:: INPUT RECORDS ::

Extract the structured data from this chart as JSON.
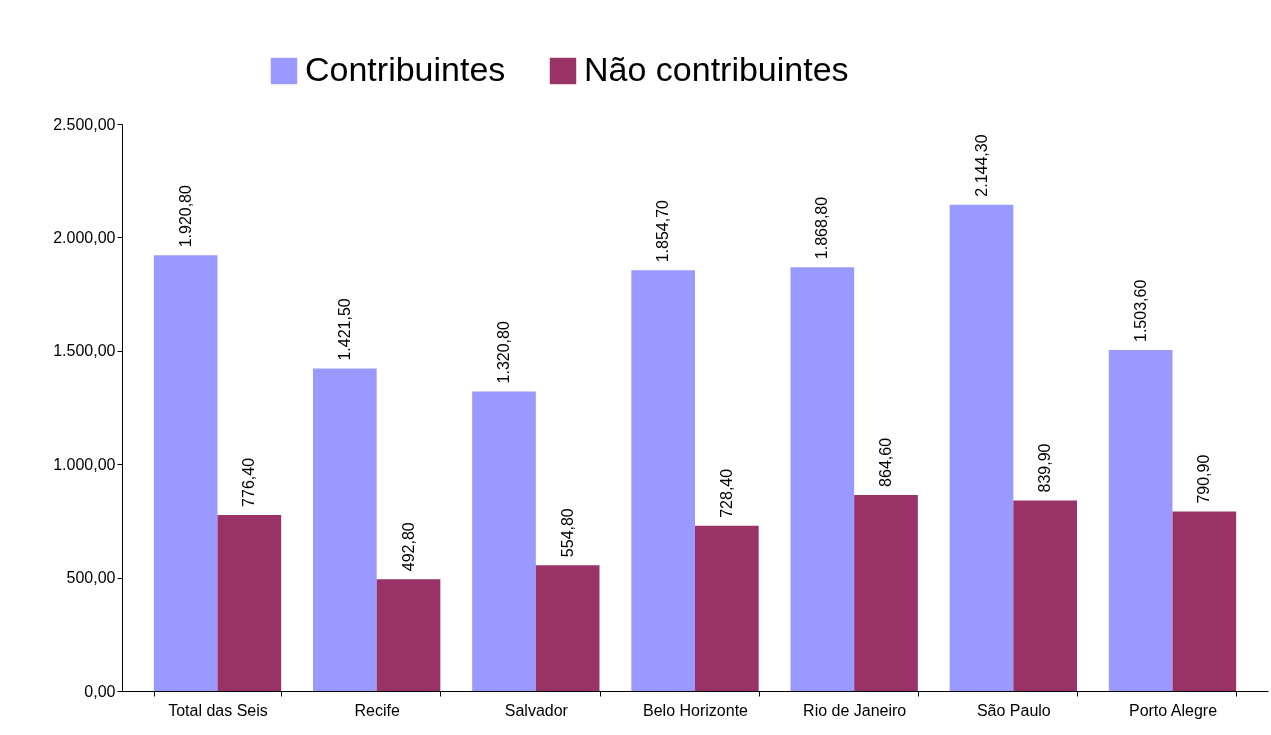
{
  "chart_data": {
    "type": "bar",
    "categories": [
      "Total das Seis",
      "Recife",
      "Salvador",
      "Belo Horizonte",
      "Rio de Janeiro",
      "São Paulo",
      "Porto Alegre"
    ],
    "series": [
      {
        "name": "Contribuintes",
        "color": "#9999ff",
        "values": [
          1920.8,
          1421.5,
          1320.8,
          1854.7,
          1868.8,
          2144.3,
          1503.6
        ],
        "value_labels": [
          "1.920,80",
          "1.421,50",
          "1.320,80",
          "1.854,70",
          "1.868,80",
          "2.144,30",
          "1.503,60"
        ]
      },
      {
        "name": "Não contribuintes",
        "color": "#993366",
        "values": [
          776.4,
          492.8,
          554.8,
          728.4,
          864.6,
          839.9,
          790.9
        ],
        "value_labels": [
          "776,40",
          "492,80",
          "554,80",
          "728,40",
          "864,60",
          "839,90",
          "790,90"
        ]
      }
    ],
    "ylim": [
      0,
      2500
    ],
    "yticks": [
      {
        "value": 0,
        "label": "0,00"
      },
      {
        "value": 500,
        "label": "500,00"
      },
      {
        "value": 1000,
        "label": "1.000,00"
      },
      {
        "value": 1500,
        "label": "1.500,00"
      },
      {
        "value": 2000,
        "label": "2.000,00"
      },
      {
        "value": 2500,
        "label": "2.500,00"
      }
    ],
    "grid": false,
    "legend": "top"
  }
}
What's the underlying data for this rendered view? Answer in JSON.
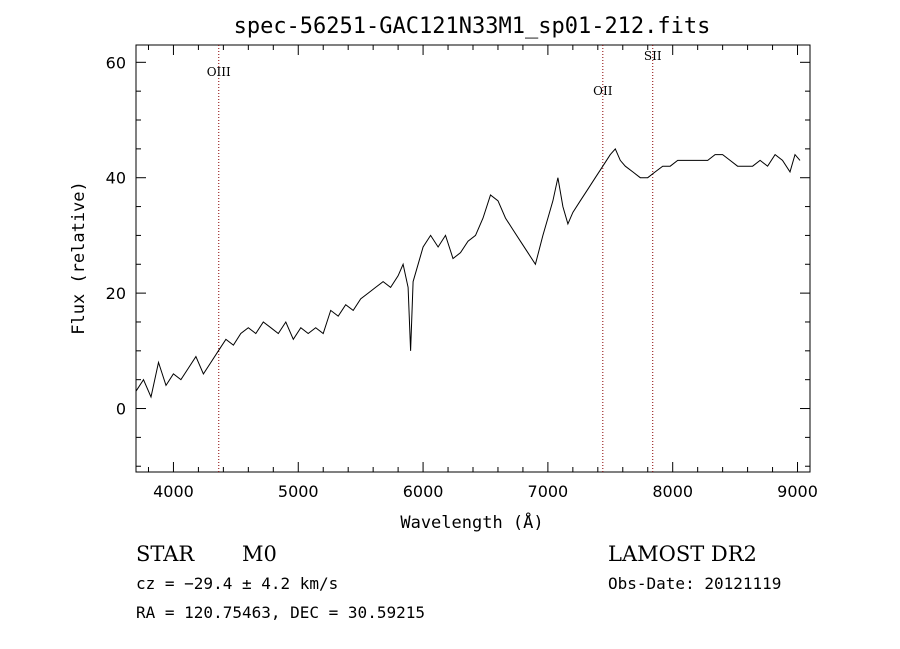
{
  "chart_data": {
    "type": "line",
    "title": "spec-56251-GAC121N33M1_sp01-212.fits",
    "xlabel": "Wavelength (Å)",
    "ylabel": "Flux (relative)",
    "xlim": [
      3700,
      9100
    ],
    "ylim": [
      -11,
      63
    ],
    "xticks": [
      4000,
      5000,
      6000,
      7000,
      8000,
      9000
    ],
    "yticks": [
      0,
      20,
      40,
      60
    ],
    "grid": false,
    "series": [
      {
        "x": [
          3700,
          3760,
          3820,
          3880,
          3940,
          4000,
          4060,
          4120,
          4180,
          4240,
          4300,
          4360,
          4420,
          4480,
          4540,
          4600,
          4660,
          4720,
          4780,
          4840,
          4900,
          4960,
          5020,
          5080,
          5140,
          5200,
          5260,
          5320,
          5380,
          5440,
          5500,
          5560,
          5620,
          5680,
          5740,
          5800,
          5840,
          5880,
          5900,
          5920,
          5960,
          6000,
          6060,
          6120,
          6180,
          6240,
          6300,
          6360,
          6420,
          6480,
          6540,
          6600,
          6660,
          6720,
          6780,
          6840,
          6900,
          6960,
          7000,
          7040,
          7080,
          7120,
          7160,
          7200,
          7260,
          7320,
          7380,
          7440,
          7500,
          7540,
          7580,
          7620,
          7680,
          7740,
          7800,
          7860,
          7920,
          7980,
          8040,
          8100,
          8160,
          8220,
          8280,
          8340,
          8400,
          8460,
          8520,
          8580,
          8640,
          8700,
          8760,
          8820,
          8880,
          8940,
          8980,
          9020
        ],
        "y": [
          3,
          5,
          2,
          8,
          4,
          6,
          5,
          7,
          9,
          6,
          8,
          10,
          12,
          11,
          13,
          14,
          13,
          15,
          14,
          13,
          15,
          12,
          14,
          13,
          14,
          13,
          17,
          16,
          18,
          17,
          19,
          20,
          21,
          22,
          21,
          23,
          25,
          21,
          10,
          22,
          25,
          28,
          30,
          28,
          30,
          26,
          27,
          29,
          30,
          33,
          37,
          36,
          33,
          31,
          29,
          27,
          25,
          30,
          33,
          36,
          40,
          35,
          32,
          34,
          36,
          38,
          40,
          42,
          44,
          45,
          43,
          42,
          41,
          40,
          40,
          41,
          42,
          42,
          43,
          43,
          43,
          43,
          43,
          44,
          44,
          43,
          42,
          42,
          42,
          43,
          42,
          44,
          43,
          41,
          44,
          43
        ]
      }
    ],
    "annotations": [
      {
        "label": "OIII",
        "x": 4363
      },
      {
        "label": "OII",
        "x": 7440
      },
      {
        "label": "SII",
        "x": 7840
      }
    ]
  },
  "info": {
    "class": "STAR",
    "subclass": "M0",
    "cz": "cz = −29.4 ± 4.2 km/s",
    "coords": "RA = 120.75463, DEC =  30.59215",
    "survey": "LAMOST DR2",
    "obsdate": "Obs-Date: 20121119"
  },
  "colors": {
    "line": "#000000",
    "annotation_line": "#8b0000",
    "text": "#000000"
  }
}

:::

Write out the records above exactly as they stand, leaving out every picture.

WRITTEN ANSWER >>
Extract the structured data from this chart as JSON.
{
  "chart_data": {
    "type": "bar",
    "categories": [
      "Total das Seis",
      "Recife",
      "Salvador",
      "Belo Horizonte",
      "Rio de Janeiro",
      "São Paulo",
      "Porto Alegre"
    ],
    "series": [
      {
        "name": "Contribuintes",
        "color": "#9999ff",
        "values": [
          1920.8,
          1421.5,
          1320.8,
          1854.7,
          1868.8,
          2144.3,
          1503.6
        ],
        "value_labels": [
          "1.920,80",
          "1.421,50",
          "1.320,80",
          "1.854,70",
          "1.868,80",
          "2.144,30",
          "1.503,60"
        ]
      },
      {
        "name": "Não contribuintes",
        "color": "#993366",
        "values": [
          776.4,
          492.8,
          554.8,
          728.4,
          864.6,
          839.9,
          790.9
        ],
        "value_labels": [
          "776,40",
          "492,80",
          "554,80",
          "728,40",
          "864,60",
          "839,90",
          "790,90"
        ]
      }
    ],
    "ylim": [
      0,
      2500
    ],
    "yticks": [
      {
        "value": 0,
        "label": "0,00"
      },
      {
        "value": 500,
        "label": "500,00"
      },
      {
        "value": 1000,
        "label": "1.000,00"
      },
      {
        "value": 1500,
        "label": "1.500,00"
      },
      {
        "value": 2000,
        "label": "2.000,00"
      },
      {
        "value": 2500,
        "label": "2.500,00"
      }
    ],
    "grid": false,
    "legend": "top"
  }
}
What's the underlying data for this rendered view? Answer in JSON.
{
  "chart_data": {
    "type": "line",
    "title": "spec-56251-GAC121N33M1_sp01-212.fits",
    "xlabel": "Wavelength (Å)",
    "ylabel": "Flux (relative)",
    "xlim": [
      3700,
      9100
    ],
    "ylim": [
      -11,
      63
    ],
    "xticks": [
      4000,
      5000,
      6000,
      7000,
      8000,
      9000
    ],
    "yticks": [
      0,
      20,
      40,
      60
    ],
    "grid": false,
    "series": [
      {
        "x": [
          3700,
          3760,
          3820,
          3880,
          3940,
          4000,
          4060,
          4120,
          4180,
          4240,
          4300,
          4360,
          4420,
          4480,
          4540,
          4600,
          4660,
          4720,
          4780,
          4840,
          4900,
          4960,
          5020,
          5080,
          5140,
          5200,
          5260,
          5320,
          5380,
          5440,
          5500,
          5560,
          5620,
          5680,
          5740,
          5800,
          5840,
          5880,
          5900,
          5920,
          5960,
          6000,
          6060,
          6120,
          6180,
          6240,
          6300,
          6360,
          6420,
          6480,
          6540,
          6600,
          6660,
          6720,
          6780,
          6840,
          6900,
          6960,
          7000,
          7040,
          7080,
          7120,
          7160,
          7200,
          7260,
          7320,
          7380,
          7440,
          7500,
          7540,
          7580,
          7620,
          7680,
          7740,
          7800,
          7860,
          7920,
          7980,
          8040,
          8100,
          8160,
          8220,
          8280,
          8340,
          8400,
          8460,
          8520,
          8580,
          8640,
          8700,
          8760,
          8820,
          8880,
          8940,
          8980,
          9020
        ],
        "y": [
          3,
          5,
          2,
          8,
          4,
          6,
          5,
          7,
          9,
          6,
          8,
          10,
          12,
          11,
          13,
          14,
          13,
          15,
          14,
          13,
          15,
          12,
          14,
          13,
          14,
          13,
          17,
          16,
          18,
          17,
          19,
          20,
          21,
          22,
          21,
          23,
          25,
          21,
          10,
          22,
          25,
          28,
          30,
          28,
          30,
          26,
          27,
          29,
          30,
          33,
          37,
          36,
          33,
          31,
          29,
          27,
          25,
          30,
          33,
          36,
          40,
          35,
          32,
          34,
          36,
          38,
          40,
          42,
          44,
          45,
          43,
          42,
          41,
          40,
          40,
          41,
          42,
          42,
          43,
          43,
          43,
          43,
          43,
          44,
          44,
          43,
          42,
          42,
          42,
          43,
          42,
          44,
          43,
          41,
          44,
          43
        ]
      }
    ],
    "annotations": [
      {
        "label": "OIII",
        "x": 4363
      },
      {
        "label": "OII",
        "x": 7440
      },
      {
        "label": "SII",
        "x": 7840
      }
    ]
  },
  "info": {
    "class": "STAR",
    "subclass": "M0",
    "cz": "cz = −29.4 ± 4.2 km/s",
    "coords": "RA = 120.75463, DEC =  30.59215",
    "survey": "LAMOST DR2",
    "obsdate": "Obs-Date: 20121119"
  },
  "colors": {
    "line": "#000000",
    "annotation_line": "#8b0000",
    "text": "#000000"
  }
}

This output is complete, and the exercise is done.